Source data:
┌──

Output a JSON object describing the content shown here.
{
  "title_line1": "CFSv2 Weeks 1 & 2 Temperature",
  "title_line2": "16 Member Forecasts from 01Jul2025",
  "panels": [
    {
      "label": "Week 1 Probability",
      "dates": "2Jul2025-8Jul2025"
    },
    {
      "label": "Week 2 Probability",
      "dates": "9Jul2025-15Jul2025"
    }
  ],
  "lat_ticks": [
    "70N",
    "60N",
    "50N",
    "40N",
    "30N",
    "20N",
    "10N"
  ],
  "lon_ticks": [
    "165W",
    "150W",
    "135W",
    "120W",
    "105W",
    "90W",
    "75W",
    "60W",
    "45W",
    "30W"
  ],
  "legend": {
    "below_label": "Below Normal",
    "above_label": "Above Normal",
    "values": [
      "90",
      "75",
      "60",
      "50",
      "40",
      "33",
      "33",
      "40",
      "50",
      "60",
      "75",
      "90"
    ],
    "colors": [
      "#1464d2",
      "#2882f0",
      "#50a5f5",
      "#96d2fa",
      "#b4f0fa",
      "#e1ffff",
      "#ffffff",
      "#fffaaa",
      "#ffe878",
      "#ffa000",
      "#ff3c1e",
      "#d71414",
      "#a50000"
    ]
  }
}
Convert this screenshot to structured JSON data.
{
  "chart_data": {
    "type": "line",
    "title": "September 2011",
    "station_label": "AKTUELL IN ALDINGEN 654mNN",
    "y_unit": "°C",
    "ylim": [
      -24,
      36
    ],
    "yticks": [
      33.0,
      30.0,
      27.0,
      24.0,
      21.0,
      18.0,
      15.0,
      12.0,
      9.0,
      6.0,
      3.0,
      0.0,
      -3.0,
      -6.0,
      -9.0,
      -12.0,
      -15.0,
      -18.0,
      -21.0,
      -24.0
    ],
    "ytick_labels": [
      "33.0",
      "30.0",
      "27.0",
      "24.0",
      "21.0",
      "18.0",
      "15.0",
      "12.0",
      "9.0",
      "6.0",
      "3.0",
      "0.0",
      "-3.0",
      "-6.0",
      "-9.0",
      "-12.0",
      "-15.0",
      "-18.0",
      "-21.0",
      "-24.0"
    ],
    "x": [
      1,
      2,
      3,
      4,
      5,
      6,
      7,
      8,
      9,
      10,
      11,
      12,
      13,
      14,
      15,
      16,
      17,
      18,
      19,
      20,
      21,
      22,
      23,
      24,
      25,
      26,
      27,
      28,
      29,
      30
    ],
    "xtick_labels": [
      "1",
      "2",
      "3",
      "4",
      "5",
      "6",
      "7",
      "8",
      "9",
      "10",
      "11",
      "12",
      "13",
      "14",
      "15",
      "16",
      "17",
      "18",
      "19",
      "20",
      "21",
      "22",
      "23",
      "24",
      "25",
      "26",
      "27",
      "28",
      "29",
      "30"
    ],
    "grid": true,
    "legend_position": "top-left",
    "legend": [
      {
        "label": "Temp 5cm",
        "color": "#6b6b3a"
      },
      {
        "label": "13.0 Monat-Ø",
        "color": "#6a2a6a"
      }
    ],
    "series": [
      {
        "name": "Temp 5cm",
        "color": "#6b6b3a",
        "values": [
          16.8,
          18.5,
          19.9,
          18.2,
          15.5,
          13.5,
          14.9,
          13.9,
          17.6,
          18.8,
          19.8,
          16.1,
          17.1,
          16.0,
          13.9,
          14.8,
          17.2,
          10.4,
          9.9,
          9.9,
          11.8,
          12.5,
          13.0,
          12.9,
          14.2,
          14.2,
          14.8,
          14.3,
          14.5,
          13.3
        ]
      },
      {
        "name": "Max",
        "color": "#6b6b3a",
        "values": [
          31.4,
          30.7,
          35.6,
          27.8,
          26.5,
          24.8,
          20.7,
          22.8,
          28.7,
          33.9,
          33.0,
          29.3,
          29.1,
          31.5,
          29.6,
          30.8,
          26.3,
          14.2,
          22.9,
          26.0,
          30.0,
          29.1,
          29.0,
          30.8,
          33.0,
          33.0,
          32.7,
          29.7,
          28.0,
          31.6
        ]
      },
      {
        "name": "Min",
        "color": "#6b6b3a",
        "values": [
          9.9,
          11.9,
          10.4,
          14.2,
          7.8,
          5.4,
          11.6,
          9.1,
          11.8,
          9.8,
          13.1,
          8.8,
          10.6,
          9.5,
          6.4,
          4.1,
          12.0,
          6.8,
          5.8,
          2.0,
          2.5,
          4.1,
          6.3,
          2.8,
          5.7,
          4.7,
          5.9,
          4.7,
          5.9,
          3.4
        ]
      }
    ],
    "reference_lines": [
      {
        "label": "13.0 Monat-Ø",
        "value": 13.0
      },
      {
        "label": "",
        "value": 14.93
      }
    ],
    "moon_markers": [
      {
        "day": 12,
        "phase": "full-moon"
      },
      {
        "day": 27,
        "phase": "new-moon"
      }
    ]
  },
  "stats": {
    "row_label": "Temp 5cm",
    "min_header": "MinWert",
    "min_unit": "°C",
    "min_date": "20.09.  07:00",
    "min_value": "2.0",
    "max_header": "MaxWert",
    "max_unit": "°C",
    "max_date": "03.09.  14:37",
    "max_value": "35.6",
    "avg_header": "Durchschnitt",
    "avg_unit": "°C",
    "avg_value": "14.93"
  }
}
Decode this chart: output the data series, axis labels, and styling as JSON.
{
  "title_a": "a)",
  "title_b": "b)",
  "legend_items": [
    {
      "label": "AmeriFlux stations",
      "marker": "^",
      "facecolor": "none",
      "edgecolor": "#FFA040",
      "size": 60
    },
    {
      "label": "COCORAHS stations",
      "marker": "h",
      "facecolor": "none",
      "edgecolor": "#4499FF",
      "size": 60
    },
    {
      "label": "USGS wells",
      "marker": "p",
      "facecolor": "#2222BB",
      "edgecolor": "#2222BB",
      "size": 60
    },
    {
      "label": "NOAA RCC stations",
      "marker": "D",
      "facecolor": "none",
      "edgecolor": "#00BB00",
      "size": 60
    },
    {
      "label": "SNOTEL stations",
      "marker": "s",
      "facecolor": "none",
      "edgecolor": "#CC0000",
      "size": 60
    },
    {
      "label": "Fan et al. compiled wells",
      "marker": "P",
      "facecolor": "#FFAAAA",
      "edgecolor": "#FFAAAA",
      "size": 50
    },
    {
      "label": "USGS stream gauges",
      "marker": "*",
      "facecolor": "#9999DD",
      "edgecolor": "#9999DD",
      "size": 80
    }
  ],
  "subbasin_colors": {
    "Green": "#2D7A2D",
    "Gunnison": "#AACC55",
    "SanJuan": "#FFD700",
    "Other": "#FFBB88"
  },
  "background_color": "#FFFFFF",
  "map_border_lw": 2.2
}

└──

TASK BRIEF >> Give back the data above exactly as it appears.

FINAL ANSWER >>
Output a JSON object describing the content shown here.
{
  "title_line1": "CFSv2 Weeks 1 & 2 Temperature",
  "title_line2": "16 Member Forecasts from 01Jul2025",
  "panels": [
    {
      "label": "Week 1 Probability",
      "dates": "2Jul2025-8Jul2025"
    },
    {
      "label": "Week 2 Probability",
      "dates": "9Jul2025-15Jul2025"
    }
  ],
  "lat_ticks": [
    "70N",
    "60N",
    "50N",
    "40N",
    "30N",
    "20N",
    "10N"
  ],
  "lon_ticks": [
    "165W",
    "150W",
    "135W",
    "120W",
    "105W",
    "90W",
    "75W",
    "60W",
    "45W",
    "30W"
  ],
  "legend": {
    "below_label": "Below Normal",
    "above_label": "Above Normal",
    "values": [
      "90",
      "75",
      "60",
      "50",
      "40",
      "33",
      "33",
      "40",
      "50",
      "60",
      "75",
      "90"
    ],
    "colors": [
      "#1464d2",
      "#2882f0",
      "#50a5f5",
      "#96d2fa",
      "#b4f0fa",
      "#e1ffff",
      "#ffffff",
      "#fffaaa",
      "#ffe878",
      "#ffa000",
      "#ff3c1e",
      "#d71414",
      "#a50000"
    ]
  }
}
Convert this screenshot to structured JSON data.
{
  "chart_data": {
    "type": "line",
    "title": "September 2011",
    "station_label": "AKTUELL IN ALDINGEN 654mNN",
    "y_unit": "°C",
    "ylim": [
      -24,
      36
    ],
    "yticks": [
      33.0,
      30.0,
      27.0,
      24.0,
      21.0,
      18.0,
      15.0,
      12.0,
      9.0,
      6.0,
      3.0,
      0.0,
      -3.0,
      -6.0,
      -9.0,
      -12.0,
      -15.0,
      -18.0,
      -21.0,
      -24.0
    ],
    "ytick_labels": [
      "33.0",
      "30.0",
      "27.0",
      "24.0",
      "21.0",
      "18.0",
      "15.0",
      "12.0",
      "9.0",
      "6.0",
      "3.0",
      "0.0",
      "-3.0",
      "-6.0",
      "-9.0",
      "-12.0",
      "-15.0",
      "-18.0",
      "-21.0",
      "-24.0"
    ],
    "x": [
      1,
      2,
      3,
      4,
      5,
      6,
      7,
      8,
      9,
      10,
      11,
      12,
      13,
      14,
      15,
      16,
      17,
      18,
      19,
      20,
      21,
      22,
      23,
      24,
      25,
      26,
      27,
      28,
      29,
      30
    ],
    "xtick_labels": [
      "1",
      "2",
      "3",
      "4",
      "5",
      "6",
      "7",
      "8",
      "9",
      "10",
      "11",
      "12",
      "13",
      "14",
      "15",
      "16",
      "17",
      "18",
      "19",
      "20",
      "21",
      "22",
      "23",
      "24",
      "25",
      "26",
      "27",
      "28",
      "29",
      "30"
    ],
    "grid": true,
    "legend_position": "top-left",
    "legend": [
      {
        "label": "Temp 5cm",
        "color": "#6b6b3a"
      },
      {
        "label": "13.0 Monat-Ø",
        "color": "#6a2a6a"
      }
    ],
    "series": [
      {
        "name": "Temp 5cm",
        "color": "#6b6b3a",
        "values": [
          16.8,
          18.5,
          19.9,
          18.2,
          15.5,
          13.5,
          14.9,
          13.9,
          17.6,
          18.8,
          19.8,
          16.1,
          17.1,
          16.0,
          13.9,
          14.8,
          17.2,
          10.4,
          9.9,
          9.9,
          11.8,
          12.5,
          13.0,
          12.9,
          14.2,
          14.2,
          14.8,
          14.3,
          14.5,
          13.3
        ]
      },
      {
        "name": "Max",
        "color": "#6b6b3a",
        "values": [
          31.4,
          30.7,
          35.6,
          27.8,
          26.5,
          24.8,
          20.7,
          22.8,
          28.7,
          33.9,
          33.0,
          29.3,
          29.1,
          31.5,
          29.6,
          30.8,
          26.3,
          14.2,
          22.9,
          26.0,
          30.0,
          29.1,
          29.0,
          30.8,
          33.0,
          33.0,
          32.7,
          29.7,
          28.0,
          31.6
        ]
      },
      {
        "name": "Min",
        "color": "#6b6b3a",
        "values": [
          9.9,
          11.9,
          10.4,
          14.2,
          7.8,
          5.4,
          11.6,
          9.1,
          11.8,
          9.8,
          13.1,
          8.8,
          10.6,
          9.5,
          6.4,
          4.1,
          12.0,
          6.8,
          5.8,
          2.0,
          2.5,
          4.1,
          6.3,
          2.8,
          5.7,
          4.7,
          5.9,
          4.7,
          5.9,
          3.4
        ]
      }
    ],
    "reference_lines": [
      {
        "label": "13.0 Monat-Ø",
        "value": 13.0
      },
      {
        "label": "",
        "value": 14.93
      }
    ],
    "moon_markers": [
      {
        "day": 12,
        "phase": "full-moon"
      },
      {
        "day": 27,
        "phase": "new-moon"
      }
    ]
  },
  "stats": {
    "row_label": "Temp 5cm",
    "min_header": "MinWert",
    "min_unit": "°C",
    "min_date": "20.09.  07:00",
    "min_value": "2.0",
    "max_header": "MaxWert",
    "max_unit": "°C",
    "max_date": "03.09.  14:37",
    "max_value": "35.6",
    "avg_header": "Durchschnitt",
    "avg_unit": "°C",
    "avg_value": "14.93"
  }
}
Decode this chart: output the data series, axis labels, and styling as JSON.
{
  "title_a": "a)",
  "title_b": "b)",
  "legend_items": [
    {
      "label": "AmeriFlux stations",
      "marker": "^",
      "facecolor": "none",
      "edgecolor": "#FFA040",
      "size": 60
    },
    {
      "label": "COCORAHS stations",
      "marker": "h",
      "facecolor": "none",
      "edgecolor": "#4499FF",
      "size": 60
    },
    {
      "label": "USGS wells",
      "marker": "p",
      "facecolor": "#2222BB",
      "edgecolor": "#2222BB",
      "size": 60
    },
    {
      "label": "NOAA RCC stations",
      "marker": "D",
      "facecolor": "none",
      "edgecolor": "#00BB00",
      "size": 60
    },
    {
      "label": "SNOTEL stations",
      "marker": "s",
      "facecolor": "none",
      "edgecolor": "#CC0000",
      "size": 60
    },
    {
      "label": "Fan et al. compiled wells",
      "marker": "P",
      "facecolor": "#FFAAAA",
      "edgecolor": "#FFAAAA",
      "size": 50
    },
    {
      "label": "USGS stream gauges",
      "marker": "*",
      "facecolor": "#9999DD",
      "edgecolor": "#9999DD",
      "size": 80
    }
  ],
  "subbasin_colors": {
    "Green": "#2D7A2D",
    "Gunnison": "#AACC55",
    "SanJuan": "#FFD700",
    "Other": "#FFBB88"
  },
  "background_color": "#FFFFFF",
  "map_border_lw": 2.2
}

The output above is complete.